Quoted passage:
•••••
I understand that I have the right to refuse this medication and that it cannot be administered and/or prescribed to me until I have spoken with the prescriber and given consent to it, except in an emergency.My prescriber and I discussed:

  1. What my condition or diagnosis is.
  2. What symptoms the medication(s) should reduce and how likely the medications are to work.
  3. What my chances are of getting better without the medication(s).
  4. What other reasonable treatments are available.
  5. The name, dosage, frequency, route of administration, and duration of prescribed medications.
  6. Side effects of the medications known to commonly occur.
  7. Any special instructions about taking the medications.

Controlled Substance Agreement

  1. . I agree that this practitioner will be the only provider prescribing ADHD medication as seen as the best treatment option per the provider’s recommendation via telemedicine.
  2. I will obtain all of my prescriptions for this medication at one pharmacy. The exception would be an emergency situation or in the unlikely event that I run out of medication. Should such occasions occur, I will inform my provider as soon as possible.
  3. I understand the importance of taking the medication at the dose and frequency prescribed by my provider. I agree not to increase the dose of the medication without first discussing it with my provider. I understand that expected prescription refill dates will be used to promote the optimal use of this medication.
•••••
Required work:
A: Under the medication consent form, at how many pharmacies will the patient fill prescriptions for this medication?
B: Continue the medication consent form from its last sentence.
The records have no connection to the medication consent form.
•••••
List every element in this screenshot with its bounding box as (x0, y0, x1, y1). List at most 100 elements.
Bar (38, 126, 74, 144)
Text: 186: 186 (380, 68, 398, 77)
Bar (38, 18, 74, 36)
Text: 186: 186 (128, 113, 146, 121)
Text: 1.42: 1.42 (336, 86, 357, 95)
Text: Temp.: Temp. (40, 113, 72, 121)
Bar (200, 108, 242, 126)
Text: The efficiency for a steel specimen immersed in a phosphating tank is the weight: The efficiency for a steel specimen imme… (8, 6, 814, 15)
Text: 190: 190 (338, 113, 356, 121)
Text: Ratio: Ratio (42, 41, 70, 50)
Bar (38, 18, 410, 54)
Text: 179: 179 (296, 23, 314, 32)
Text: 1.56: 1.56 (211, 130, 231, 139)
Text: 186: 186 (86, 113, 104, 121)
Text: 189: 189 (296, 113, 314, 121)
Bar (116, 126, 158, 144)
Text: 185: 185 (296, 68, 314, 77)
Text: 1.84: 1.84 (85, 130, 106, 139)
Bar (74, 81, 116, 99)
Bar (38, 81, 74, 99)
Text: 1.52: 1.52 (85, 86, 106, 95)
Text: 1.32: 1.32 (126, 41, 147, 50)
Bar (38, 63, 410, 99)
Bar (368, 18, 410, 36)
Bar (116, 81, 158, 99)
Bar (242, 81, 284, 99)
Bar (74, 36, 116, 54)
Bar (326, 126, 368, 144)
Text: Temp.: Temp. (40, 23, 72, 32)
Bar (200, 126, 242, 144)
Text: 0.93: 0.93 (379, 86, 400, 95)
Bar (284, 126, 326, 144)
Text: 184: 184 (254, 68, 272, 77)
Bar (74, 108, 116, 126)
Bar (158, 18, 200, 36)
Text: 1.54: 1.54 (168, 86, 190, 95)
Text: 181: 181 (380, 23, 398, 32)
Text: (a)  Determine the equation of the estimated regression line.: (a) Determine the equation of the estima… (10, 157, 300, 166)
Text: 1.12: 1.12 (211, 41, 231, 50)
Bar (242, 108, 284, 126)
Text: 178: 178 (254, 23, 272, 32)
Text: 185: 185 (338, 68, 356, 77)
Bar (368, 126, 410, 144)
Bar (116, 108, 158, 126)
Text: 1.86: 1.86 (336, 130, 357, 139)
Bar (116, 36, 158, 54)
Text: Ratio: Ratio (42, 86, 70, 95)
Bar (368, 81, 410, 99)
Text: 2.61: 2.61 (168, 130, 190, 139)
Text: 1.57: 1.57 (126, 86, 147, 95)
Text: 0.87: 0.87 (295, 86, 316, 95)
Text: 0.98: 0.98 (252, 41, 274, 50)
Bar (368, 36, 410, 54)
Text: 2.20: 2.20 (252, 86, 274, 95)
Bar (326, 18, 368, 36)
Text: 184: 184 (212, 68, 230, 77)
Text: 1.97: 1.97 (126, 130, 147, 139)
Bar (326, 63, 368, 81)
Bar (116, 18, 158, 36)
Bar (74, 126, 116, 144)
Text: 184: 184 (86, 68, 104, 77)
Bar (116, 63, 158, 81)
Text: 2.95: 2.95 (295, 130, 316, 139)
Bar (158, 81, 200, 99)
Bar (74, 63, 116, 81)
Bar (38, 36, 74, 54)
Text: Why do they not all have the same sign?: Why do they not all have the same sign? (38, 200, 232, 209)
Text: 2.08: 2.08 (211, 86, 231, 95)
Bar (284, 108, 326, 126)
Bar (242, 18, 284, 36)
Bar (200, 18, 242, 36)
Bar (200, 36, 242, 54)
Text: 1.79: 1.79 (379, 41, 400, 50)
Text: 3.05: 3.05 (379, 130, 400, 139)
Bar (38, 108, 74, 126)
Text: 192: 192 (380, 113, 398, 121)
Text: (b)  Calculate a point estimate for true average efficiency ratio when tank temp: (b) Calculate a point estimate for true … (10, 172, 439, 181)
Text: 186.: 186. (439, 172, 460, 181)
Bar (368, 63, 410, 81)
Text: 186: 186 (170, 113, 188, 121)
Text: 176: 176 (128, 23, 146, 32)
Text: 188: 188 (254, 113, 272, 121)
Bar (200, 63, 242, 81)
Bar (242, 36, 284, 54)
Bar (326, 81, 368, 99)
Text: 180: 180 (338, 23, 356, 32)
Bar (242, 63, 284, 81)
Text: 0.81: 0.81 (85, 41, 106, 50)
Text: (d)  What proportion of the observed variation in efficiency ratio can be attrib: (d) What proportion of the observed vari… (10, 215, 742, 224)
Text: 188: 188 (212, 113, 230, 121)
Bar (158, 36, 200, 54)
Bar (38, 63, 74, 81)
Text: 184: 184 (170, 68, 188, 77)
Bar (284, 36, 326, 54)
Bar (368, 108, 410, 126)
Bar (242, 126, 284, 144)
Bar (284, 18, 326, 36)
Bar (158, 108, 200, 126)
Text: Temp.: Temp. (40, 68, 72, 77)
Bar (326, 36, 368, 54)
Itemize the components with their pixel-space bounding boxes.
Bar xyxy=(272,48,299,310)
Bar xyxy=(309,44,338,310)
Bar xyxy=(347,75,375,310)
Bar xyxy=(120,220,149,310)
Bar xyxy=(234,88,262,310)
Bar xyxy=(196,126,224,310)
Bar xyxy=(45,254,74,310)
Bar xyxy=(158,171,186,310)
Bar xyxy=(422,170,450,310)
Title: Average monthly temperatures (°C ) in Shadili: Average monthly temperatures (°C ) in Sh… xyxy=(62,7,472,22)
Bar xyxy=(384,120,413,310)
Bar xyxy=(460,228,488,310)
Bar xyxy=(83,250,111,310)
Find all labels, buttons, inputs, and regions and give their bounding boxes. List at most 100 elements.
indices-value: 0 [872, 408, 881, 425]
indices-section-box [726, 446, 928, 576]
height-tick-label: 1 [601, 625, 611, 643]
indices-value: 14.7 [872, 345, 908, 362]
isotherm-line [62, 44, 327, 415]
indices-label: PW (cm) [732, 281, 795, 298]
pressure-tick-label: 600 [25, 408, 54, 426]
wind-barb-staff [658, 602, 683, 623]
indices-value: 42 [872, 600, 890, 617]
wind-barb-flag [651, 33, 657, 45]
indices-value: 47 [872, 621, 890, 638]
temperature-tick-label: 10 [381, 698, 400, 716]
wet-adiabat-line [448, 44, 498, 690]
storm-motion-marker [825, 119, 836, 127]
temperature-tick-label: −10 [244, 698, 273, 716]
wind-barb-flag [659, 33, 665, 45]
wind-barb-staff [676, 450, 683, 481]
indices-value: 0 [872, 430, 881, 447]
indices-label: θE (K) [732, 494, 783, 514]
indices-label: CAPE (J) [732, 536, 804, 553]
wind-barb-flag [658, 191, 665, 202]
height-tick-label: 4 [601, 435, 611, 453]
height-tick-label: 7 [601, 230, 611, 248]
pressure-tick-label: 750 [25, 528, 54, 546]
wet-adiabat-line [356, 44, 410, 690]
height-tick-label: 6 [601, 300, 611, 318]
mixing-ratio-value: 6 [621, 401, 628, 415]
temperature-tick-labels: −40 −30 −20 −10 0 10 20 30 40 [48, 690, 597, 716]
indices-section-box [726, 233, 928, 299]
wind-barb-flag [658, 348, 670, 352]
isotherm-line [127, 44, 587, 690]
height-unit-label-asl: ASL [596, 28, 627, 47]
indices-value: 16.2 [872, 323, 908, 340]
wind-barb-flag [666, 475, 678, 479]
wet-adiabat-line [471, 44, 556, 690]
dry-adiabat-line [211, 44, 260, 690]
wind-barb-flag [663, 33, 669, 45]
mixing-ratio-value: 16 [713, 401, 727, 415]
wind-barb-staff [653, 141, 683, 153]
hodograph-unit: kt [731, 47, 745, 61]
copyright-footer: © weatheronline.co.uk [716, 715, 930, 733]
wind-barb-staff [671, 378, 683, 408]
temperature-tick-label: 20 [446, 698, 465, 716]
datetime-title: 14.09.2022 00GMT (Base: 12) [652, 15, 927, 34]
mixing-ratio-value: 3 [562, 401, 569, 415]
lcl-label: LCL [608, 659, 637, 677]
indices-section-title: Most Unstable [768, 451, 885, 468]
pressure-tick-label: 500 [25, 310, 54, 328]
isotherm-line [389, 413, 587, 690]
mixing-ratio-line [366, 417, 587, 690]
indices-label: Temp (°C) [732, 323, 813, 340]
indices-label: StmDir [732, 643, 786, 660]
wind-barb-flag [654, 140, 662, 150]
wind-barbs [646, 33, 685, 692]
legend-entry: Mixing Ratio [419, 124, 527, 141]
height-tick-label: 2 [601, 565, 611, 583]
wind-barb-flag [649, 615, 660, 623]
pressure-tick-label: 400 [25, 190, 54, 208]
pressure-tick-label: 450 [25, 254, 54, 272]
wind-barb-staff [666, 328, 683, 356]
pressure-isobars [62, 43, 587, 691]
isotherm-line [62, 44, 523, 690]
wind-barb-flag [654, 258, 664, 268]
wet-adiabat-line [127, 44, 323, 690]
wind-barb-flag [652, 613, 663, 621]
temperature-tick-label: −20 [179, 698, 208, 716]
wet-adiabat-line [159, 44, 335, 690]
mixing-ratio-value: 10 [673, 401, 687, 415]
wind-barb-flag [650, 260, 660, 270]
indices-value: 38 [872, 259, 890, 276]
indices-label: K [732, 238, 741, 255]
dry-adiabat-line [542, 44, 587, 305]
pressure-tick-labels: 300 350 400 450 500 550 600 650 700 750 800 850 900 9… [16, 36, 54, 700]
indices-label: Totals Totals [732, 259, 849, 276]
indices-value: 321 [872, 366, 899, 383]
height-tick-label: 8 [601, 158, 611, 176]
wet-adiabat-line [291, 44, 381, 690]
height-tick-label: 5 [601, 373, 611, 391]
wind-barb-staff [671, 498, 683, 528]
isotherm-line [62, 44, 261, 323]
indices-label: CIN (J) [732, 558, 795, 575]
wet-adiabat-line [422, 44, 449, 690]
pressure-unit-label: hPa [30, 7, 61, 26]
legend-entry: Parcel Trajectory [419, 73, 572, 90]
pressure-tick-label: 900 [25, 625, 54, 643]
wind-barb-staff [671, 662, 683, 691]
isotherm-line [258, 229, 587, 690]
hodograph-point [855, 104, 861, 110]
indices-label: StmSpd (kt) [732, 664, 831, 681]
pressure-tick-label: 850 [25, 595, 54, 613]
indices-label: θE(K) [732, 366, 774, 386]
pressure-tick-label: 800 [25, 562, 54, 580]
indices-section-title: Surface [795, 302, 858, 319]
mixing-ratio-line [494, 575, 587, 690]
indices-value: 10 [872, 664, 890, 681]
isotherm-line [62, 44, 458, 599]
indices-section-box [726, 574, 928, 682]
•••••
Task-by-task outputs:
A: At one pharmacy.

B:
  4. My provider may require random urine testing as a matter of routine monitoring.
  5. I will attend all reasonable appointments, treatments, and consultations as requested by my provider. I will pursue other ADHD consultations/management strategies as necessary.
  6. I understand that I should check with my provider or pharmacist before taking other medications including over-the-counter and herbal products.
  7. I agree to be responsible for the secure storage of my medication at all times. I agree not to give or sell my prescribed medication to any other person. I acknowledge that my provider is not obligated to replace any medication shortfall.
  8. I consent to open communication between my doctor and any other health care professionals involved in my ADHD management, such as pharmacists, other doctors, emergency departments, etc.
  9. I understand that if I break this agreement, my provider reserves the right to stop prescribing stimulant medications for me.
  10. I understand that I must attend my follow-up appointments in order to receive refills.